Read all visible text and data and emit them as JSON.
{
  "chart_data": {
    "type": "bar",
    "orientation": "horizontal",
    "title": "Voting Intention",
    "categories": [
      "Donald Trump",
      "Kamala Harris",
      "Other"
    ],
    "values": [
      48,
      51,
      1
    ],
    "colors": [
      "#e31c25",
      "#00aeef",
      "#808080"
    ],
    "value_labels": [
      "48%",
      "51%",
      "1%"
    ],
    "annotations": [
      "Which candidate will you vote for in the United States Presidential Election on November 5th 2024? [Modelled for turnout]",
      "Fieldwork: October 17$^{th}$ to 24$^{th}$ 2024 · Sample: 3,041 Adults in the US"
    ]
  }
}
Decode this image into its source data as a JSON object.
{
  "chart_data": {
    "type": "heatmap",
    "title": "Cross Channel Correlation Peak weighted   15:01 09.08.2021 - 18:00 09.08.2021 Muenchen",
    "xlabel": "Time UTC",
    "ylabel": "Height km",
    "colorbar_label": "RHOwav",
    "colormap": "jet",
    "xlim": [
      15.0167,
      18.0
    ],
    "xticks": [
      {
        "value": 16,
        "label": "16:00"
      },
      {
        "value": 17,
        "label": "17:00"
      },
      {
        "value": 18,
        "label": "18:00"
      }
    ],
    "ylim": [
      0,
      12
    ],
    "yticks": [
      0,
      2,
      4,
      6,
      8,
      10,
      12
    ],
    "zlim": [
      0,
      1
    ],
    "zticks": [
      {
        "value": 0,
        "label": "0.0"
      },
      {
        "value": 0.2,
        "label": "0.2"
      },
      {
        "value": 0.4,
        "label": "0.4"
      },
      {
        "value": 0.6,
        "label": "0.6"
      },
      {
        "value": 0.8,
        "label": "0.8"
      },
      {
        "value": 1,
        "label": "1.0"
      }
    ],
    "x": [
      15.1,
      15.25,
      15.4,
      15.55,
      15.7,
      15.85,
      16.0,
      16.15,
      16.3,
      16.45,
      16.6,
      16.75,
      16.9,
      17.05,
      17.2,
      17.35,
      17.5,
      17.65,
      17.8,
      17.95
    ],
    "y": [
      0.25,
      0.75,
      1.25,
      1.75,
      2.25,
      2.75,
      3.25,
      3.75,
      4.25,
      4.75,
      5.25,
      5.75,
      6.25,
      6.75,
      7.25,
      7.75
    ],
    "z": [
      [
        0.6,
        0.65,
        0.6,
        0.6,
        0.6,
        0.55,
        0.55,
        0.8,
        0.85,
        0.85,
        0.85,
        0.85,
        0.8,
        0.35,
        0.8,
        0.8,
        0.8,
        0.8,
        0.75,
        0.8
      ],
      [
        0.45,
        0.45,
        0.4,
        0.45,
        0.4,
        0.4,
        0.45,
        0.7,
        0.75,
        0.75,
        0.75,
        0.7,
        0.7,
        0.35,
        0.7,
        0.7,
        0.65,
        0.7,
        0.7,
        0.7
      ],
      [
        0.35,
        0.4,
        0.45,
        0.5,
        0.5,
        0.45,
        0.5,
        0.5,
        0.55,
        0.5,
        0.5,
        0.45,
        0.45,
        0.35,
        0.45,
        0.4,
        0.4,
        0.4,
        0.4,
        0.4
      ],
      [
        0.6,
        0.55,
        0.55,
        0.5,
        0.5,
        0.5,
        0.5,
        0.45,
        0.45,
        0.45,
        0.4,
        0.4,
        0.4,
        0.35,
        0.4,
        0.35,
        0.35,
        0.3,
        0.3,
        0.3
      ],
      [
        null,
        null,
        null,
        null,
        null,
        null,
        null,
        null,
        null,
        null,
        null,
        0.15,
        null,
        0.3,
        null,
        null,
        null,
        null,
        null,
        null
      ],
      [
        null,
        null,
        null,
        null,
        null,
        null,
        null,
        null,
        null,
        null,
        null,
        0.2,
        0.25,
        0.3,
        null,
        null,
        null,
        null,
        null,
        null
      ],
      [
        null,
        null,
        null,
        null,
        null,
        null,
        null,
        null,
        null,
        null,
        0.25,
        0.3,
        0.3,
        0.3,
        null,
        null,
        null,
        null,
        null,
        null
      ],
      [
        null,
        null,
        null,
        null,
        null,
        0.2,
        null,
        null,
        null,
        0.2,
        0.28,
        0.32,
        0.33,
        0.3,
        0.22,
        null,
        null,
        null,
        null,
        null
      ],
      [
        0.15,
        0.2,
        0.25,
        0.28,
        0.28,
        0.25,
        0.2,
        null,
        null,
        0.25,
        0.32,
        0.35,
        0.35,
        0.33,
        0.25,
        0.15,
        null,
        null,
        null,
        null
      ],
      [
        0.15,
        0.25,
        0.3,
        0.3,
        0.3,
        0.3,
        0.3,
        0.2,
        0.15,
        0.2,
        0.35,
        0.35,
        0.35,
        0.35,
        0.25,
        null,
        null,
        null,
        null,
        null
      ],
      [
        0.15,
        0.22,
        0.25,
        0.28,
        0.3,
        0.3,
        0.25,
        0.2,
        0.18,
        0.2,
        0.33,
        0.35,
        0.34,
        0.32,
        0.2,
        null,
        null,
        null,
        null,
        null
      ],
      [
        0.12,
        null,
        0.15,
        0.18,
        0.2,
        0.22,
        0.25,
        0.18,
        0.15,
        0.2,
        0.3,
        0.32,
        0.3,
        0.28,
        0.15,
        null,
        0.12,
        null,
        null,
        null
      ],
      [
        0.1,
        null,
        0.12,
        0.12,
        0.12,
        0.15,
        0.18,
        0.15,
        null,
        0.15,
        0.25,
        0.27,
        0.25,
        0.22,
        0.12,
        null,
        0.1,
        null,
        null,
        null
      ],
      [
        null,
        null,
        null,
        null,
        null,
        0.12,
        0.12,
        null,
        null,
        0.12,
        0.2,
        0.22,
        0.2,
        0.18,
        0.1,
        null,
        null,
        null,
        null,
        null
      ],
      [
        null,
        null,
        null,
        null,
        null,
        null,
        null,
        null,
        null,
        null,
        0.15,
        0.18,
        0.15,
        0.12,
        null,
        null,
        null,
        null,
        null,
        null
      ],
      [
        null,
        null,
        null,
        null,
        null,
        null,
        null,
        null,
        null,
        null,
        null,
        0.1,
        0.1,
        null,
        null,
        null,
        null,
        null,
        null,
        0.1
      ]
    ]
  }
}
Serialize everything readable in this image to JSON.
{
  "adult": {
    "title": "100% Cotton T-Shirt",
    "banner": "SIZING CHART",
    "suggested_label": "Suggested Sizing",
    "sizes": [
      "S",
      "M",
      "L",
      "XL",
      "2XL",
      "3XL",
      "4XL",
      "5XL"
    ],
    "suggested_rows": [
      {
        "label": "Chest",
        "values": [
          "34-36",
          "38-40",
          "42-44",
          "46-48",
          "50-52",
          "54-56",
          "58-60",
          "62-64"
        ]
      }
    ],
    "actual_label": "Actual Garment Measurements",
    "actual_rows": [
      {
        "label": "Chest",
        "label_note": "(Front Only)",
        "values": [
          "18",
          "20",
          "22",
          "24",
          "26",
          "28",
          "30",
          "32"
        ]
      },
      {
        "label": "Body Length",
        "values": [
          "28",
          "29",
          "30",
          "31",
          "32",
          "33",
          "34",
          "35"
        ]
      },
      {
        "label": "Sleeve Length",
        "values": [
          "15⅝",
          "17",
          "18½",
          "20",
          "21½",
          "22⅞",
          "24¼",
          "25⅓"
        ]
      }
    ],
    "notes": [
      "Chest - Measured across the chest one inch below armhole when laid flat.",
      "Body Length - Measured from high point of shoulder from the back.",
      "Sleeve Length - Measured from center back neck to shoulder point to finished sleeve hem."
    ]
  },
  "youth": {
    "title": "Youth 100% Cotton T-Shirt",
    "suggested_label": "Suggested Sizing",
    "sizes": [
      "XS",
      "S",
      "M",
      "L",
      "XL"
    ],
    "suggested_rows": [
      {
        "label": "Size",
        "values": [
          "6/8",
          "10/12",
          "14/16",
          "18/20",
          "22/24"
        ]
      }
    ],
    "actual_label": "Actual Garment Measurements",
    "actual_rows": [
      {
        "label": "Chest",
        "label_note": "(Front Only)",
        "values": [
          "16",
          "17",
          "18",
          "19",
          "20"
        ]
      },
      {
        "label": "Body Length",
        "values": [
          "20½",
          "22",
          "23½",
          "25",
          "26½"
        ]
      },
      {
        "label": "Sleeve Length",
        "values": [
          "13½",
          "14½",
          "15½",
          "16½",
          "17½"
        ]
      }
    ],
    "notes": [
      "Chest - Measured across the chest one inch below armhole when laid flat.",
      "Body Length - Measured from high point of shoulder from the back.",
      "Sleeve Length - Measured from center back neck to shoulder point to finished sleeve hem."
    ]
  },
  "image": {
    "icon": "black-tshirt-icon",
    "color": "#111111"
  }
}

◆ **Problem requirements**:
Copy and report every line where the word "this" is present.

◆ **Task answer**:
Decode this image into its source data as a JSON object.
Serialize everything readable in this image to JSON.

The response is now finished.